#### [Exercise]
Without the pictures, print each of the records below exactly as it appears.

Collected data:

┌────────

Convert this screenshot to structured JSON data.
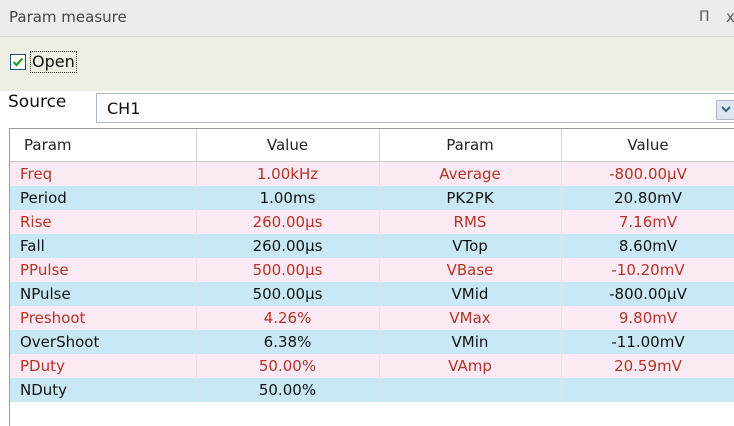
{
  "panel": {
    "title": "Param measure",
    "pin_glyph": "Π",
    "close_glyph": "x"
  },
  "toolbar": {
    "open_label": "Open",
    "open_checked": true
  },
  "source": {
    "label": "Source",
    "value": "CH1"
  },
  "table": {
    "headers": [
      "Param",
      "Value",
      "Param",
      "Value"
    ],
    "rows": [
      [
        "Freq",
        "1.00kHz",
        "Average",
        "-800.00μV"
      ],
      [
        "Period",
        "1.00ms",
        "PK2PK",
        "20.80mV"
      ],
      [
        "Rise",
        "260.00μs",
        "RMS",
        "7.16mV"
      ],
      [
        "Fall",
        "260.00μs",
        "VTop",
        "8.60mV"
      ],
      [
        "PPulse",
        "500.00μs",
        "VBase",
        "-10.20mV"
      ],
      [
        "NPulse",
        "500.00μs",
        "VMid",
        "-800.00μV"
      ],
      [
        "Preshoot",
        "4.26%",
        "VMax",
        "9.80mV"
      ],
      [
        "OverShoot",
        "6.38%",
        "VMin",
        "-11.00mV"
      ],
      [
        "PDuty",
        "50.00%",
        "VAmp",
        "20.59mV"
      ],
      [
        "NDuty",
        "50.00%",
        "",
        ""
      ]
    ]
  },
  "colors": {
    "odd_row_bg": "#fbeaf3",
    "odd_row_text": "#b63225",
    "even_row_bg": "#c9e8f6"
  }
}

└────────

#### [Task response]
Convert this screenshot to structured JSON data.
{
  "panel": {
    "title": "Param measure",
    "pin_glyph": "Π",
    "close_glyph": "x"
  },
  "toolbar": {
    "open_label": "Open",
    "open_checked": true
  },
  "source": {
    "label": "Source",
    "value": "CH1"
  },
  "table": {
    "headers": [
      "Param",
      "Value",
      "Param",
      "Value"
    ],
    "rows": [
      [
        "Freq",
        "1.00kHz",
        "Average",
        "-800.00μV"
      ],
      [
        "Period",
        "1.00ms",
        "PK2PK",
        "20.80mV"
      ],
      [
        "Rise",
        "260.00μs",
        "RMS",
        "7.16mV"
      ],
      [
        "Fall",
        "260.00μs",
        "VTop",
        "8.60mV"
      ],
      [
        "PPulse",
        "500.00μs",
        "VBase",
        "-10.20mV"
      ],
      [
        "NPulse",
        "500.00μs",
        "VMid",
        "-800.00μV"
      ],
      [
        "Preshoot",
        "4.26%",
        "VMax",
        "9.80mV"
      ],
      [
        "OverShoot",
        "6.38%",
        "VMin",
        "-11.00mV"
      ],
      [
        "PDuty",
        "50.00%",
        "VAmp",
        "20.59mV"
      ],
      [
        "NDuty",
        "50.00%",
        "",
        ""
      ]
    ]
  },
  "colors": {
    "odd_row_bg": "#fbeaf3",
    "odd_row_text": "#b63225",
    "even_row_bg": "#c9e8f6"
  }
}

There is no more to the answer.